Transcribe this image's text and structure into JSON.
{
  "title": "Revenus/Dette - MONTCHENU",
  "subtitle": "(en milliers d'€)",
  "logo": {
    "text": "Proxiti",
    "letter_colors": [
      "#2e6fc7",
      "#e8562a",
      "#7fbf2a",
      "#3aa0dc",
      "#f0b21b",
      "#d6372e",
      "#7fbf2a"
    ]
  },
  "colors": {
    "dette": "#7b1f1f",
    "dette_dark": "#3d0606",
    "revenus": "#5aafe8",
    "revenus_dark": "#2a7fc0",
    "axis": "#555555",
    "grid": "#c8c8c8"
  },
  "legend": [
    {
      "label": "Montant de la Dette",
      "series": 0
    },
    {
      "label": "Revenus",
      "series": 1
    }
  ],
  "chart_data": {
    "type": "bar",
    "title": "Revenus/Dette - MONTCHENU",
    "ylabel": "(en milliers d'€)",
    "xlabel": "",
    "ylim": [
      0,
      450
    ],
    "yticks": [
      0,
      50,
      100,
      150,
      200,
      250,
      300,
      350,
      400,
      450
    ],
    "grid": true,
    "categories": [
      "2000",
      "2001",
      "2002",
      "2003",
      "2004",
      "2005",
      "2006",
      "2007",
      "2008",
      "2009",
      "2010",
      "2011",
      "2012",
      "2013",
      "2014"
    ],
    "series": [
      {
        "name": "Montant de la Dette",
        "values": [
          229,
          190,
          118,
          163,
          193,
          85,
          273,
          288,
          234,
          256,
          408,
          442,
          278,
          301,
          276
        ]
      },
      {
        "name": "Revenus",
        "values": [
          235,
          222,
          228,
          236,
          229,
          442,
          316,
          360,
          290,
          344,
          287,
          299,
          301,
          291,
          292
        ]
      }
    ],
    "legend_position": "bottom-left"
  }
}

Do this:
Copy out each line of the data containing the string "name".

Correct output:
        "name": "Montant de la Dette",
        "name": "Revenus",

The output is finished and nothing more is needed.